[Raw records]
↓
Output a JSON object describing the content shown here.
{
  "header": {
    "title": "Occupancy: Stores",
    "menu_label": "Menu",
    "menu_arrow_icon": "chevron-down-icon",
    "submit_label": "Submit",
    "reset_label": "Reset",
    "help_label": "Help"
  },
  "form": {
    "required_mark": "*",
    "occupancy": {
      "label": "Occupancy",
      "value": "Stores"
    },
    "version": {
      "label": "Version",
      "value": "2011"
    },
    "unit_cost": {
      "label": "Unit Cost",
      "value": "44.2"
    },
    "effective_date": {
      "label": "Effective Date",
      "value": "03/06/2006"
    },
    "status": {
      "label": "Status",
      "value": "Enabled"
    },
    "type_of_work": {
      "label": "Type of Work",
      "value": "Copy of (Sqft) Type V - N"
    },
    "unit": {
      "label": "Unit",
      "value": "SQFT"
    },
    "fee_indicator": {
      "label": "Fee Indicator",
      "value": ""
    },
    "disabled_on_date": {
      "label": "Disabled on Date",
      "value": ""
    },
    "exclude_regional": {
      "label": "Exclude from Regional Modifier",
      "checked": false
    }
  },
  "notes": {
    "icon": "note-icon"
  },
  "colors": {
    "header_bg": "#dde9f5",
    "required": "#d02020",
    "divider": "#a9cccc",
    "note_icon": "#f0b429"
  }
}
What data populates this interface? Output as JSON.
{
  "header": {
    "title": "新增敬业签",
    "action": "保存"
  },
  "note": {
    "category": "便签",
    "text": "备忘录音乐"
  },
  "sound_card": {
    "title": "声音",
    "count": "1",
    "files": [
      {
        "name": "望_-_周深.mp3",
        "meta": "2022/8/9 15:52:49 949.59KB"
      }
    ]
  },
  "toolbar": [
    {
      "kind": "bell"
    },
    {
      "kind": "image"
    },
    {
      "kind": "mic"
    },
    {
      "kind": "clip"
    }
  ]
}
↑
WRITTEN REQUEST:
All of the entries need to be reproduced exactly; please write them out.

OUTPUT FOR THIS EXERCISE:
Output a JSON object describing the content shown here.
{
  "header": {
    "title": "Occupancy: Stores",
    "menu_label": "Menu",
    "menu_arrow_icon": "chevron-down-icon",
    "submit_label": "Submit",
    "reset_label": "Reset",
    "help_label": "Help"
  },
  "form": {
    "required_mark": "*",
    "occupancy": {
      "label": "Occupancy",
      "value": "Stores"
    },
    "version": {
      "label": "Version",
      "value": "2011"
    },
    "unit_cost": {
      "label": "Unit Cost",
      "value": "44.2"
    },
    "effective_date": {
      "label": "Effective Date",
      "value": "03/06/2006"
    },
    "status": {
      "label": "Status",
      "value": "Enabled"
    },
    "type_of_work": {
      "label": "Type of Work",
      "value": "Copy of (Sqft) Type V - N"
    },
    "unit": {
      "label": "Unit",
      "value": "SQFT"
    },
    "fee_indicator": {
      "label": "Fee Indicator",
      "value": ""
    },
    "disabled_on_date": {
      "label": "Disabled on Date",
      "value": ""
    },
    "exclude_regional": {
      "label": "Exclude from Regional Modifier",
      "checked": false
    }
  },
  "notes": {
    "icon": "note-icon"
  },
  "colors": {
    "header_bg": "#dde9f5",
    "required": "#d02020",
    "divider": "#a9cccc",
    "note_icon": "#f0b429"
  }
}
What data populates this interface? Output as JSON.
{
  "header": {
    "title": "新增敬业签",
    "action": "保存"
  },
  "note": {
    "category": "便签",
    "text": "备忘录音乐"
  },
  "sound_card": {
    "title": "声音",
    "count": "1",
    "files": [
      {
        "name": "望_-_周深.mp3",
        "meta": "2022/8/9 15:52:49 949.59KB"
      }
    ]
  },
  "toolbar": [
    {
      "kind": "bell"
    },
    {
      "kind": "image"
    },
    {
      "kind": "mic"
    },
    {
      "kind": "clip"
    }
  ]
}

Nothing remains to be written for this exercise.